* PROBLEM TO WORK ON
Repeat every line of the data exactly, but not the pictures.

=======

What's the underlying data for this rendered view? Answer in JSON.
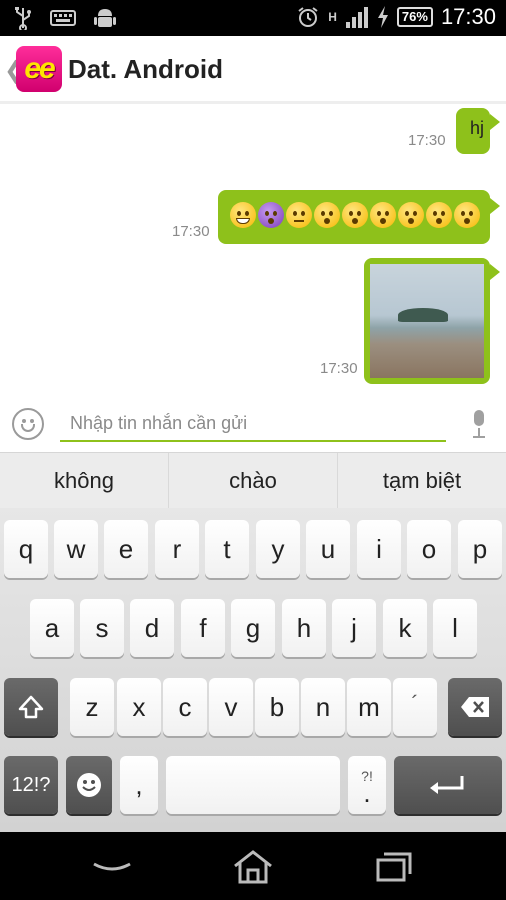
{
  "status_bar": {
    "time": "17:30",
    "battery": "76%",
    "network": "H",
    "left_icons": [
      "usb-icon",
      "keyboard-icon",
      "android-icon"
    ],
    "right_icons": [
      "alarm-icon",
      "signal-icon",
      "charging-icon",
      "battery-icon"
    ]
  },
  "header": {
    "logo_text": "ee",
    "title": "Dat. Android"
  },
  "messages": [
    {
      "type": "text",
      "text": "hj",
      "time": "17:30"
    },
    {
      "type": "emoji",
      "emoji": [
        "grin",
        "devil",
        "sad",
        "wow",
        "wow",
        "wow",
        "wow",
        "wow",
        "wow"
      ],
      "time": "17:30"
    },
    {
      "type": "image",
      "time": "17:30"
    }
  ],
  "input": {
    "placeholder": "Nhập tin nhắn cần gửi",
    "value": ""
  },
  "suggestions": [
    "không",
    "chào",
    "tạm biệt"
  ],
  "keyboard": {
    "row1": [
      "q",
      "w",
      "e",
      "r",
      "t",
      "y",
      "u",
      "i",
      "o",
      "p"
    ],
    "row2": [
      "a",
      "s",
      "d",
      "f",
      "g",
      "h",
      "j",
      "k",
      "l"
    ],
    "row3": [
      "z",
      "x",
      "c",
      "v",
      "b",
      "n",
      "m"
    ],
    "accent_key": "´",
    "numbers_key": "12!?",
    "comma_key": ",",
    "period_key": ".",
    "period_sub": "?!"
  },
  "nav_bar": {
    "icons": [
      "back-icon",
      "home-icon",
      "recent-apps-icon"
    ]
  }
}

=======

* RESULT
What's the underlying data for this rendered view? Answer in JSON.
{
  "status_bar": {
    "time": "17:30",
    "battery": "76%",
    "network": "H",
    "left_icons": [
      "usb-icon",
      "keyboard-icon",
      "android-icon"
    ],
    "right_icons": [
      "alarm-icon",
      "signal-icon",
      "charging-icon",
      "battery-icon"
    ]
  },
  "header": {
    "logo_text": "ee",
    "title": "Dat. Android"
  },
  "messages": [
    {
      "type": "text",
      "text": "hj",
      "time": "17:30"
    },
    {
      "type": "emoji",
      "emoji": [
        "grin",
        "devil",
        "sad",
        "wow",
        "wow",
        "wow",
        "wow",
        "wow",
        "wow"
      ],
      "time": "17:30"
    },
    {
      "type": "image",
      "time": "17:30"
    }
  ],
  "input": {
    "placeholder": "Nhập tin nhắn cần gửi",
    "value": ""
  },
  "suggestions": [
    "không",
    "chào",
    "tạm biệt"
  ],
  "keyboard": {
    "row1": [
      "q",
      "w",
      "e",
      "r",
      "t",
      "y",
      "u",
      "i",
      "o",
      "p"
    ],
    "row2": [
      "a",
      "s",
      "d",
      "f",
      "g",
      "h",
      "j",
      "k",
      "l"
    ],
    "row3": [
      "z",
      "x",
      "c",
      "v",
      "b",
      "n",
      "m"
    ],
    "accent_key": "´",
    "numbers_key": "12!?",
    "comma_key": ",",
    "period_key": ".",
    "period_sub": "?!"
  },
  "nav_bar": {
    "icons": [
      "back-icon",
      "home-icon",
      "recent-apps-icon"
    ]
  }
}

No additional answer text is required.